> **Problem details**
Find each line in the following listing that has the string "type", then state the count and nothing else.
+++ Records for processing +++
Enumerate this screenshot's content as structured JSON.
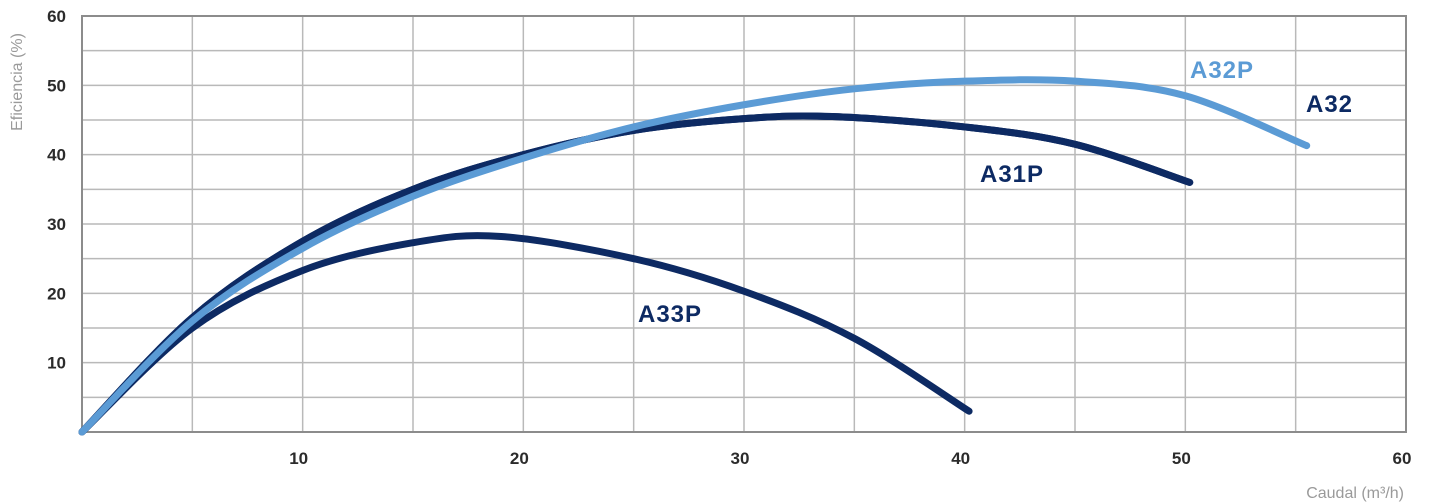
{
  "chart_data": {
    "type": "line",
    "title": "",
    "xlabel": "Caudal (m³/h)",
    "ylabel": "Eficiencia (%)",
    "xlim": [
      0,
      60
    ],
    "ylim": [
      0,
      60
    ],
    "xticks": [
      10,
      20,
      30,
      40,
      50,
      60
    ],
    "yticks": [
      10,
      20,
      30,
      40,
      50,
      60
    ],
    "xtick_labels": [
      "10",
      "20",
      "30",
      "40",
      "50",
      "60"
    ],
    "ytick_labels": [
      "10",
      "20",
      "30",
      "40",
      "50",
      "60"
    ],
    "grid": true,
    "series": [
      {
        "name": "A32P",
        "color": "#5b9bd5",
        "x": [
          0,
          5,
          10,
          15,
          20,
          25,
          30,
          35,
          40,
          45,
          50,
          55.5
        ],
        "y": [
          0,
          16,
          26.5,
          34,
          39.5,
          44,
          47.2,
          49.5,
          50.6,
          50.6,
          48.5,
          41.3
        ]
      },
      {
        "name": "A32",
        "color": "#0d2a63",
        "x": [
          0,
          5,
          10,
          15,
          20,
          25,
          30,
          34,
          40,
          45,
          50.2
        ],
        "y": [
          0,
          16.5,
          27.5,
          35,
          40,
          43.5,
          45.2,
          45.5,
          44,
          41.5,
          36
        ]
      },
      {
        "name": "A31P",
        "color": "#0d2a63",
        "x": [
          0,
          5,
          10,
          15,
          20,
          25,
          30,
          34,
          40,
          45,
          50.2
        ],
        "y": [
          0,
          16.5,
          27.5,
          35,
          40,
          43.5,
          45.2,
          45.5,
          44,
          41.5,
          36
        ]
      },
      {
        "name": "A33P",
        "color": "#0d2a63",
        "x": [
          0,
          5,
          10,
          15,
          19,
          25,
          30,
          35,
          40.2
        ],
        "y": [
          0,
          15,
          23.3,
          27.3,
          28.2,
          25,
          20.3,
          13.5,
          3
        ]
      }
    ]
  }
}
+++
+++ Records for processing +++
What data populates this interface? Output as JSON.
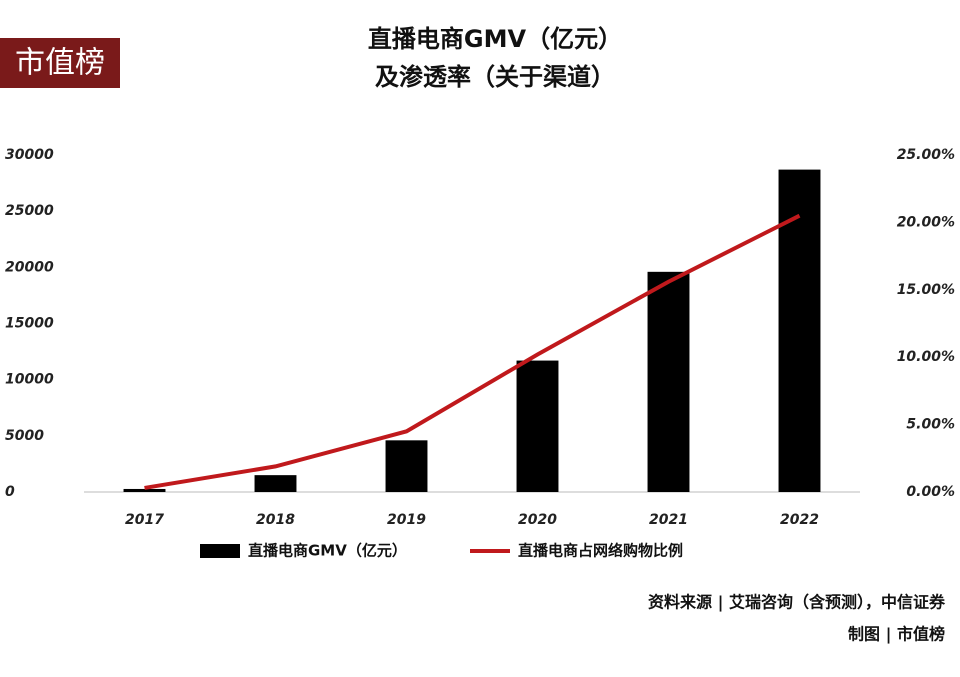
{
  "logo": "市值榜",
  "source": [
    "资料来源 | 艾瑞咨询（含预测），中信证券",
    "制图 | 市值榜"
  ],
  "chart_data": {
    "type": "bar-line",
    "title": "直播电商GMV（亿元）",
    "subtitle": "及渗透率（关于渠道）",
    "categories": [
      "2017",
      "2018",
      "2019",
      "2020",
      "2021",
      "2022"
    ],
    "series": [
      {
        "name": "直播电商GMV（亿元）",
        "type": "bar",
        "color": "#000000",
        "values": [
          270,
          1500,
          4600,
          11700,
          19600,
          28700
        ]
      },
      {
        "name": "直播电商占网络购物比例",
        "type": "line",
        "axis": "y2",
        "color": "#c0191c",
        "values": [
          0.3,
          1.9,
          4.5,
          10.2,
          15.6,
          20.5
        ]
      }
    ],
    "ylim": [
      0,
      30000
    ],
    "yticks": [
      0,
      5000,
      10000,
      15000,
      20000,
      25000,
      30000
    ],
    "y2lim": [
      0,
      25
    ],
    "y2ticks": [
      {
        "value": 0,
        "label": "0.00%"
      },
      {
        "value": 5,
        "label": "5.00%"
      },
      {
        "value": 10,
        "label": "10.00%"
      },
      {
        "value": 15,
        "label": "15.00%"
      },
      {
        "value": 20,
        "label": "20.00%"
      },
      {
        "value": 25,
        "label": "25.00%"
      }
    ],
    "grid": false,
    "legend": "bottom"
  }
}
+++
> **Worked answer**
4